■ **Instructions to follow**:
Check each line for the string "JSON", then give only how many lines have it.

(Records from a data source)
▼
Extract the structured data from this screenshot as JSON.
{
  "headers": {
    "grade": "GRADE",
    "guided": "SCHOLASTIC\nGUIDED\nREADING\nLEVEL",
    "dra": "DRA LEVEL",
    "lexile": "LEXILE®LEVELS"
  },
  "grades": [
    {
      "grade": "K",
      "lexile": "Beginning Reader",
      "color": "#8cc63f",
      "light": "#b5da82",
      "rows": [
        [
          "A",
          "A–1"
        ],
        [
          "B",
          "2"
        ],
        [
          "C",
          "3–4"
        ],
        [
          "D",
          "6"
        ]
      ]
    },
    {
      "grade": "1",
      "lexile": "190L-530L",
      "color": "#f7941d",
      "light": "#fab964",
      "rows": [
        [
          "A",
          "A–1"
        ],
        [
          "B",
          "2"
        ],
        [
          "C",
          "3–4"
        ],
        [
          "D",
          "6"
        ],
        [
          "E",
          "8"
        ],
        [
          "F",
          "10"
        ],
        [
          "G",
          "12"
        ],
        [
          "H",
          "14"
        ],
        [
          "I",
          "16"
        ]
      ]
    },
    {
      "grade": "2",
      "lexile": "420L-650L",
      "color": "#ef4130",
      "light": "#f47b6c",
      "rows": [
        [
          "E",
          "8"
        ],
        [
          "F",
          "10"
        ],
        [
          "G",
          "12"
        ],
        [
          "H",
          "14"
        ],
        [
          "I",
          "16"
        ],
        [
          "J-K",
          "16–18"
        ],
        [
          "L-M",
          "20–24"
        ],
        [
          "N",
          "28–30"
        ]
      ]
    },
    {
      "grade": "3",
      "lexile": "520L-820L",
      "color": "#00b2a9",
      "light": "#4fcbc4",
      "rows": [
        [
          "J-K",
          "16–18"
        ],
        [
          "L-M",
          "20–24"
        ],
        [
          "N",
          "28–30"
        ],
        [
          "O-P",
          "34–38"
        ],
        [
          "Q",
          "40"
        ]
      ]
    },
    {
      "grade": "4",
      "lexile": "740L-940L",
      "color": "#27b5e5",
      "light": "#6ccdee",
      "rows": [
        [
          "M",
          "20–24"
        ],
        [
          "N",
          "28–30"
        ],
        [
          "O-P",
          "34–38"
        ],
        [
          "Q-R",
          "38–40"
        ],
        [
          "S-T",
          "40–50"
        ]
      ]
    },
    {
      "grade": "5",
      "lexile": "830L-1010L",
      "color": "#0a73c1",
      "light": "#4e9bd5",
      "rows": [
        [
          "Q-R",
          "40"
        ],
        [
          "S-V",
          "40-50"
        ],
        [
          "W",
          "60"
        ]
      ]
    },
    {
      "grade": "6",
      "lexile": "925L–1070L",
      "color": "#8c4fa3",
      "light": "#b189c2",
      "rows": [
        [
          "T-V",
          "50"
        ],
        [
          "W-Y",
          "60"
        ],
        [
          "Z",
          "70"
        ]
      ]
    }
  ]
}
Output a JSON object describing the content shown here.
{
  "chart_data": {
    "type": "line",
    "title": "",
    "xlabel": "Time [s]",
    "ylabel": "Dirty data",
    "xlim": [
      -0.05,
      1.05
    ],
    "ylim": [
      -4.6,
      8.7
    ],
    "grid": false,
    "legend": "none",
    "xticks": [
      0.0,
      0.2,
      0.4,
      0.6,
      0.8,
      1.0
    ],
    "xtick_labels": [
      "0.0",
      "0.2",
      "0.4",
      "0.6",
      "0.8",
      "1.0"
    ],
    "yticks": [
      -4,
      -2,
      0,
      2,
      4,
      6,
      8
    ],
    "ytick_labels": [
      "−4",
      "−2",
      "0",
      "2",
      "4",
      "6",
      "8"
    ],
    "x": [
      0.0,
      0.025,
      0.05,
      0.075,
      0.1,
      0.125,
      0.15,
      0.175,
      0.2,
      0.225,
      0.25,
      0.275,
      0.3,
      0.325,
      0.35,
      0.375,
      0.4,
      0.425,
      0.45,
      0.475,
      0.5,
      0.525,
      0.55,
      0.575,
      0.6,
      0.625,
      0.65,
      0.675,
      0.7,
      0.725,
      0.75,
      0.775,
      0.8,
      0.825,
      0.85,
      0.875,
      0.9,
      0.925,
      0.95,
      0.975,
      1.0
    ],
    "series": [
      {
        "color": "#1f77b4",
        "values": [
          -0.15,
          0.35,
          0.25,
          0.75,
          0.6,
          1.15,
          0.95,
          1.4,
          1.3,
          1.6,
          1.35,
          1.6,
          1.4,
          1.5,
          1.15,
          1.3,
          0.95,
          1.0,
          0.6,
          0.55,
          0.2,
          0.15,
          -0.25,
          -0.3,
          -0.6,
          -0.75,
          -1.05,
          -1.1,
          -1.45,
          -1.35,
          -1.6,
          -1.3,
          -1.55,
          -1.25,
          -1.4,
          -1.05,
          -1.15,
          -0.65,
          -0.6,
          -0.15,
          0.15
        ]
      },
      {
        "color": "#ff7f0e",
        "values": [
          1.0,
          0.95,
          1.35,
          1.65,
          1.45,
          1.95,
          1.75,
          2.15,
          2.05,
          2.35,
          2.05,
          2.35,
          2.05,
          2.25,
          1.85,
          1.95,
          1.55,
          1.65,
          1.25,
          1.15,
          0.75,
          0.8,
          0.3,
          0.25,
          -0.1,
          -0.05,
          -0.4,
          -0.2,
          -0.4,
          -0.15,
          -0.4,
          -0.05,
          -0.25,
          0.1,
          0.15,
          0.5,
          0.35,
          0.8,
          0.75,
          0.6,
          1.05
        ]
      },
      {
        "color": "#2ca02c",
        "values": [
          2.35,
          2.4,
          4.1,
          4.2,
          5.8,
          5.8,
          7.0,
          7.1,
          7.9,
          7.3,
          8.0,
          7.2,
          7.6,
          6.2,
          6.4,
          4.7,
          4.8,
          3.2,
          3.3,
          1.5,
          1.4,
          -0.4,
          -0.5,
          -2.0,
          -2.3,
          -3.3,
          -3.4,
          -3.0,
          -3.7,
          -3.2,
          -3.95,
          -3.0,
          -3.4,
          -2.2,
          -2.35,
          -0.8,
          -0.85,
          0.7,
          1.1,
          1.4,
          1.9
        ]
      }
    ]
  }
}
▲
■ **Written solution**:
2